***** DOCUMENT SECTION *****

2005 Victory Hammer & 8-Ball Intro

Touring Cruiser, Vegas, Kingpin, they're all equipped with an excellent 92 cubic inch overhead cam V-twin and they all tend to posses superior dynamic qualities compared to typical cruisers. This is because Victory hasn't been mired in "tradition", instead they've tried (successfully) to balance function with form. For 2005, Victory introduces two new models with drastically different executions. Their star player is the new "Hammer" with an extra-w-i-d-e- rear tire, a new 100 cubic inch V-Twin and a 6-Speed gearbox. The other new model is a blacked-out and de-contented Vegas based cruiser called the "8-Ball". I was fortunate enough to ride both of these new models at a recent Victory Press Intro, held in the rolling foothills surrounding Austin Texas. Victory hasn't been mired in "tradition", instead they've tried (successfully) to balance function with form.

*****

> [DIRECTION] Condense the paragraph of the Victory motorcycle article that begins "Touring Cruiser, Vegas, Kingpin" into a bulleted list of its main facts. Work from the Victory motorcycle article above alone.

***** DATA LISTING *****

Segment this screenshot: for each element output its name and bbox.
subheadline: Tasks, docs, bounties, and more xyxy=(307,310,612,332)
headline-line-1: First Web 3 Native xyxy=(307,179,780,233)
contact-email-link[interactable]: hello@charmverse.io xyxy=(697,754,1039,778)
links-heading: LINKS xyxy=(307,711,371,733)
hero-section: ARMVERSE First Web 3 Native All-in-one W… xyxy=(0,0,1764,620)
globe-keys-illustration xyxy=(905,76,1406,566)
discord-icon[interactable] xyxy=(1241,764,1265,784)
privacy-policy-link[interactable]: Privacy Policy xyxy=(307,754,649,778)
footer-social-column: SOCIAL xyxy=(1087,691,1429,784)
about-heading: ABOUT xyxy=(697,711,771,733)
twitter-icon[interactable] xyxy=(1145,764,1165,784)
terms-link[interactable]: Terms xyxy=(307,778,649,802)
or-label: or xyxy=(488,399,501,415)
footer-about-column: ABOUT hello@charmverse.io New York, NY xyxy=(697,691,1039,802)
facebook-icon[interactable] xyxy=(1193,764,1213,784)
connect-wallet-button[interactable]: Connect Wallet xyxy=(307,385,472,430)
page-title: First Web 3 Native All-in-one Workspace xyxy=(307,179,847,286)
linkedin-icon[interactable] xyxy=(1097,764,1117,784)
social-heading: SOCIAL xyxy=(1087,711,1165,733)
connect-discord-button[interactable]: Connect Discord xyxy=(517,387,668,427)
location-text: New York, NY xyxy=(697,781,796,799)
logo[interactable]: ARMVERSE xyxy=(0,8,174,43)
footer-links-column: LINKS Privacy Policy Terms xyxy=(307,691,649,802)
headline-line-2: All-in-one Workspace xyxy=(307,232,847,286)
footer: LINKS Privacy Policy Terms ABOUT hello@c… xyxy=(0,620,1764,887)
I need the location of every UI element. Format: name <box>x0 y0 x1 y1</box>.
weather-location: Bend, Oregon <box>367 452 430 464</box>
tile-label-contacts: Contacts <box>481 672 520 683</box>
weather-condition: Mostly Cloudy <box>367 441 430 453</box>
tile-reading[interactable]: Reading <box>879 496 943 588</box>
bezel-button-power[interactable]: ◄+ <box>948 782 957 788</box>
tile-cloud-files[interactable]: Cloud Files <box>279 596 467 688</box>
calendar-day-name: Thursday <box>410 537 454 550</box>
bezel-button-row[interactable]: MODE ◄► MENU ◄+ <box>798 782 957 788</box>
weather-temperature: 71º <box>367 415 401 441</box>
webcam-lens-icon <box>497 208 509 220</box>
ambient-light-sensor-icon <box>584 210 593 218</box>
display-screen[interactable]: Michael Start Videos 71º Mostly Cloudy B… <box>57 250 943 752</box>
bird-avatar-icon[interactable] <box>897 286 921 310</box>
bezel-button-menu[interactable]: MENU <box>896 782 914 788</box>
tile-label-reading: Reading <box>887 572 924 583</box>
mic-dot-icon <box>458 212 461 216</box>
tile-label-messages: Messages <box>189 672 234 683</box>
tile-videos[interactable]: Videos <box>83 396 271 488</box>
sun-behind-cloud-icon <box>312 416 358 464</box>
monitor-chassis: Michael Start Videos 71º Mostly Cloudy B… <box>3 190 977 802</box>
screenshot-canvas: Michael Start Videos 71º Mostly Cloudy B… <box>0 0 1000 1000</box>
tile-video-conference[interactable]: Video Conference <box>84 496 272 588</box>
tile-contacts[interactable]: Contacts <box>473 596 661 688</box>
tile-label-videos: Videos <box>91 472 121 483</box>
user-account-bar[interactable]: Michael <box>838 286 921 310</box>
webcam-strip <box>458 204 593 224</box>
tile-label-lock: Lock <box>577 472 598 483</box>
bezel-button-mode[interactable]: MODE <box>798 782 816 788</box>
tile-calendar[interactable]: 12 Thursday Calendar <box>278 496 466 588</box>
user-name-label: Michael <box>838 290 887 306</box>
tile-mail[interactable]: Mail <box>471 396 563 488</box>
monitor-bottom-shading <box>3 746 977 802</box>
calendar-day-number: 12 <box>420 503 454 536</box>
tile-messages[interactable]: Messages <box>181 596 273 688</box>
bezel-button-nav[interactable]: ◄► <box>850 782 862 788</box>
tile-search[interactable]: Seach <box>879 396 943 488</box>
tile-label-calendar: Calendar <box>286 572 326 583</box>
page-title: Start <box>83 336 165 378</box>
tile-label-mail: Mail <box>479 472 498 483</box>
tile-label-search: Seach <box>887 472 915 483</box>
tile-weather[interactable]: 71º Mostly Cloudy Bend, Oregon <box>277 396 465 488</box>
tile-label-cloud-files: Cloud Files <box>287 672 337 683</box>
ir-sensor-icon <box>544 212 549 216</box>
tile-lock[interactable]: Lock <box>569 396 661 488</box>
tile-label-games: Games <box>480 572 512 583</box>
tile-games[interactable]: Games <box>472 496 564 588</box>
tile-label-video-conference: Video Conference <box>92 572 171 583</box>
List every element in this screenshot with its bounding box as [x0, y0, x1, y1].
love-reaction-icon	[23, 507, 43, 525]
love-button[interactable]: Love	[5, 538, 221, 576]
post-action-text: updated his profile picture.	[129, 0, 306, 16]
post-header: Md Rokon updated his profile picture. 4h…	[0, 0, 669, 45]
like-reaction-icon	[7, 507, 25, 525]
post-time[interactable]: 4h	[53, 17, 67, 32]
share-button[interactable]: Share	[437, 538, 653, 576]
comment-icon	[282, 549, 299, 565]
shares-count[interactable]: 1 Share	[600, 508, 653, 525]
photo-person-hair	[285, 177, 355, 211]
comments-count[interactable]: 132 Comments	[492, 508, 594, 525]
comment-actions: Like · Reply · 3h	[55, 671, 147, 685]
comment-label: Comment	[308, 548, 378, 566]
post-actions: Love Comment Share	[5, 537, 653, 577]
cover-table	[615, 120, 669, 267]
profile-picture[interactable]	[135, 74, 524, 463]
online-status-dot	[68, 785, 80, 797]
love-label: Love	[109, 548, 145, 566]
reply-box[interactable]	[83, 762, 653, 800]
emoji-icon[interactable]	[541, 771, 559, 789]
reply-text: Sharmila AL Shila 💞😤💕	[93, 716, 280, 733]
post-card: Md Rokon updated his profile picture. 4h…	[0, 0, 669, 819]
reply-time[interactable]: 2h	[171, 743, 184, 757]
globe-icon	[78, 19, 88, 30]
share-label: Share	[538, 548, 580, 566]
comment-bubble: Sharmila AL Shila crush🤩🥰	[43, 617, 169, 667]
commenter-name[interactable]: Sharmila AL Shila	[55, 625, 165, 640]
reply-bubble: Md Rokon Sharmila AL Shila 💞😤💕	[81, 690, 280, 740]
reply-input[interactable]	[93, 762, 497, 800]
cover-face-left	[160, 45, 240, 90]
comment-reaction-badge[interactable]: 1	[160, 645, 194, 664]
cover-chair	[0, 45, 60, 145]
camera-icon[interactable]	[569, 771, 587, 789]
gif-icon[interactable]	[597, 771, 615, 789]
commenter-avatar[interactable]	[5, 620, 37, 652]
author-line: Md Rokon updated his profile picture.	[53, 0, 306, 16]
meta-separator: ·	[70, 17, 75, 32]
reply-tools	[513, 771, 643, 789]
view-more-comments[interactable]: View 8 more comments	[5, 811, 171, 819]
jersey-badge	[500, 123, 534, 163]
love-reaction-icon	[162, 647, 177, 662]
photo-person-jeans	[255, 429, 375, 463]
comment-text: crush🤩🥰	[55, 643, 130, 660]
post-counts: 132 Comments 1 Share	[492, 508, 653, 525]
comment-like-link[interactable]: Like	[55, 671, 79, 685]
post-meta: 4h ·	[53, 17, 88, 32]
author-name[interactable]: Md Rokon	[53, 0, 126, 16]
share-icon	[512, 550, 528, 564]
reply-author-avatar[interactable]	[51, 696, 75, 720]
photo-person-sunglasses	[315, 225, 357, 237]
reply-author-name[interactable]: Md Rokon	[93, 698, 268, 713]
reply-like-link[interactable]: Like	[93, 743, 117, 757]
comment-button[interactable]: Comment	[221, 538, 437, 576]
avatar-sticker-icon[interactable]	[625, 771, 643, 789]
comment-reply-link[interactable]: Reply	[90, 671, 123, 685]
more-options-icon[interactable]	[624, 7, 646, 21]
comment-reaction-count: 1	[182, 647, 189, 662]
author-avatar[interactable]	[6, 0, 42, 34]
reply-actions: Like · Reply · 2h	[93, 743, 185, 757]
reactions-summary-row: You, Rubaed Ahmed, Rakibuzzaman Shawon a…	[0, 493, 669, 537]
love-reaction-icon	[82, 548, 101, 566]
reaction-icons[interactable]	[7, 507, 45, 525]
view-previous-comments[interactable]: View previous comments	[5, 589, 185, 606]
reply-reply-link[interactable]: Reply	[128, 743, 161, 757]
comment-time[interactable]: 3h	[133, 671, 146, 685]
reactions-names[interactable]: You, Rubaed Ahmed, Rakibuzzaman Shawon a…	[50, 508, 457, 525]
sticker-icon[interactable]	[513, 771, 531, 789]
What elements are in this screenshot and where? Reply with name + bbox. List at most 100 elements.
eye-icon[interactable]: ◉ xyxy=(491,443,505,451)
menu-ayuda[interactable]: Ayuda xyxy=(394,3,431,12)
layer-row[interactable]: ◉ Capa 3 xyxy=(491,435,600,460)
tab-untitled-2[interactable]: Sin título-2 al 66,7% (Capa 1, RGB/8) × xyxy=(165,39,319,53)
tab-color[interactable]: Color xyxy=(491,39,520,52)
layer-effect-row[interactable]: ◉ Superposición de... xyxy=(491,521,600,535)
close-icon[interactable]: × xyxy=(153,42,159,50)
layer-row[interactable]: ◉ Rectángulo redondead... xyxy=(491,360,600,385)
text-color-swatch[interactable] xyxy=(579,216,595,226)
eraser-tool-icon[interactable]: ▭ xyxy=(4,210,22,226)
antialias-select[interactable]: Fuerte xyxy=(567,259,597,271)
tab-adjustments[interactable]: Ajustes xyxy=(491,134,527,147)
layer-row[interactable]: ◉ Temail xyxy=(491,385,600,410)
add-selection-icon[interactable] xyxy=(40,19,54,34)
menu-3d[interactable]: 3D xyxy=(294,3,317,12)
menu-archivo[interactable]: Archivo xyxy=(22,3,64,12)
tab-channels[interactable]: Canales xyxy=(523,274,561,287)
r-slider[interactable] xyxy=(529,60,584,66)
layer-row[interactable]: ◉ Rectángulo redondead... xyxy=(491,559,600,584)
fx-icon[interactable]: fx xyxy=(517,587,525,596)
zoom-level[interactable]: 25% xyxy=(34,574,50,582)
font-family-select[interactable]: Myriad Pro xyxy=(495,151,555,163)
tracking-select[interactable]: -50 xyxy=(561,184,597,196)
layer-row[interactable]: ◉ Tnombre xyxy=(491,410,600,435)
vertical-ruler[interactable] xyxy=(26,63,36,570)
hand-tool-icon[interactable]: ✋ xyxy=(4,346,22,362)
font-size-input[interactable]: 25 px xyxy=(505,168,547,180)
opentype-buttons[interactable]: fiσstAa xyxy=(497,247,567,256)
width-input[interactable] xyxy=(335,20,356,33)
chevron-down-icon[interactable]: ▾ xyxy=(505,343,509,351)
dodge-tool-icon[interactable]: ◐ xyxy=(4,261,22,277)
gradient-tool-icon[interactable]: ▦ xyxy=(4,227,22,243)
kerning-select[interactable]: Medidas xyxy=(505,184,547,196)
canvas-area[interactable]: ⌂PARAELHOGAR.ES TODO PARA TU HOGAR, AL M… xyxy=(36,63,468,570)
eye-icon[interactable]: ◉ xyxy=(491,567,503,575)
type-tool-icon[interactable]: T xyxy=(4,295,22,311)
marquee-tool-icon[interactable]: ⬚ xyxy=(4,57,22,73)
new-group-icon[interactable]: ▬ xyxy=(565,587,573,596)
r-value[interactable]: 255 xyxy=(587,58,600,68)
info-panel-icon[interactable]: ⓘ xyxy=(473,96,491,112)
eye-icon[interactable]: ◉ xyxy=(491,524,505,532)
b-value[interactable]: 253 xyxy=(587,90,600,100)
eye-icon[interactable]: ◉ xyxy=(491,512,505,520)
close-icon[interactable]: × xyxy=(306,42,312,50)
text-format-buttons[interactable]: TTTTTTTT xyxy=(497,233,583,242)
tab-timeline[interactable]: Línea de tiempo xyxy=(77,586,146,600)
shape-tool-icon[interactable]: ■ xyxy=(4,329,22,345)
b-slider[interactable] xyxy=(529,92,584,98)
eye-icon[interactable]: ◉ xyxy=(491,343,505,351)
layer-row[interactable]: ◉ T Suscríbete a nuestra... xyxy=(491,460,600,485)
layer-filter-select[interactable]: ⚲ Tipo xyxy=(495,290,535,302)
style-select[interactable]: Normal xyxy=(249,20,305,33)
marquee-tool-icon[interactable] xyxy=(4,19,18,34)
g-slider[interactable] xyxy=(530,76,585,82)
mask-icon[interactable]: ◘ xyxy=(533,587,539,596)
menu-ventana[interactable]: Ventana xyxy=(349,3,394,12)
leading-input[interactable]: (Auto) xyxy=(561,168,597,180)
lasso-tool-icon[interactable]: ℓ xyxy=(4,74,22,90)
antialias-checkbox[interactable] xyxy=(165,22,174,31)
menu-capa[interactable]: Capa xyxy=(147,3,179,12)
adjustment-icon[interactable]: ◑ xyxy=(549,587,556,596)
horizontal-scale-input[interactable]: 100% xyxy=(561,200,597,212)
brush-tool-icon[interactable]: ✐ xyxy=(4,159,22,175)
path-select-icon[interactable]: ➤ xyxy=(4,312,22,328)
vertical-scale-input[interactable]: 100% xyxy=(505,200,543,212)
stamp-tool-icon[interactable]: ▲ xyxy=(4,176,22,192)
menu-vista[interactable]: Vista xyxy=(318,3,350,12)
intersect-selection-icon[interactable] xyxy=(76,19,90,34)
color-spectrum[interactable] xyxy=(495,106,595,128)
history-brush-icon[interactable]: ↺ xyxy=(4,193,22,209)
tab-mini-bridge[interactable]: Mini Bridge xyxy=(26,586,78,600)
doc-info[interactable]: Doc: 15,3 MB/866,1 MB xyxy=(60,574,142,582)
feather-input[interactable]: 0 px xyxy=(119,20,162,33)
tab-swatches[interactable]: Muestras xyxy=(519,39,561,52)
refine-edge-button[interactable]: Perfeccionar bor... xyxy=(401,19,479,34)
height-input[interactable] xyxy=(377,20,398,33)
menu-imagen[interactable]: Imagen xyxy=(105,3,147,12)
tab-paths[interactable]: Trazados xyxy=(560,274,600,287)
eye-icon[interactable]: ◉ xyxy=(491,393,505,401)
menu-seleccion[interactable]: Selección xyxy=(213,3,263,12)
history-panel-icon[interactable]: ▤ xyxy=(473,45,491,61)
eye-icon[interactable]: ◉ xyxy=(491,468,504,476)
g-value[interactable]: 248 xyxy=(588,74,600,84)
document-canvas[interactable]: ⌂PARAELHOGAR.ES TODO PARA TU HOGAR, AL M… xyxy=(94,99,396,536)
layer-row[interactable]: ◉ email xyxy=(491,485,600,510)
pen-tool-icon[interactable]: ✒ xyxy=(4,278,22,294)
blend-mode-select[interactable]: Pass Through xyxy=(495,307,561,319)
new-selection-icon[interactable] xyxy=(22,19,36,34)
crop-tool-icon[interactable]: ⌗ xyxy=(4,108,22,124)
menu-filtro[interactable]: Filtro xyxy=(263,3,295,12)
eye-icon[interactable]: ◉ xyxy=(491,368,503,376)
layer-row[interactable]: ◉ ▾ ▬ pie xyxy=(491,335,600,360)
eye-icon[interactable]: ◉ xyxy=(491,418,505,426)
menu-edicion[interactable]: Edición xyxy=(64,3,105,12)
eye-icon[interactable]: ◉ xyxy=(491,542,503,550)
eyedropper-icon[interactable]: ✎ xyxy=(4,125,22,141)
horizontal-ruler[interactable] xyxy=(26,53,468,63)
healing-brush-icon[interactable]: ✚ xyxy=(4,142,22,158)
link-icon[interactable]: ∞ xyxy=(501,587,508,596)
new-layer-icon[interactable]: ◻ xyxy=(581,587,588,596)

*****

> [WRITTEN RESPONSE]
- Victory's Touring Cruiser, Vegas and Kingpin all use a 92-cubic-inch overhead-cam V-twin and tend to have better dynamic qualities than typical cruisers.
- Rather than sticking to "tradition," Victory has balanced function with form.
- For 2005, Victory introduces two new models:
  - the Hammer, with an extra-wide rear tire, a new 100-cubic-inch V-twin and a six-speed gearbox
  - the 8-Ball, a blacked-out, de-contented cruiser based on the Vegas
- The writer rode both models at a Victory press intro held in the foothills around Austin, Texas.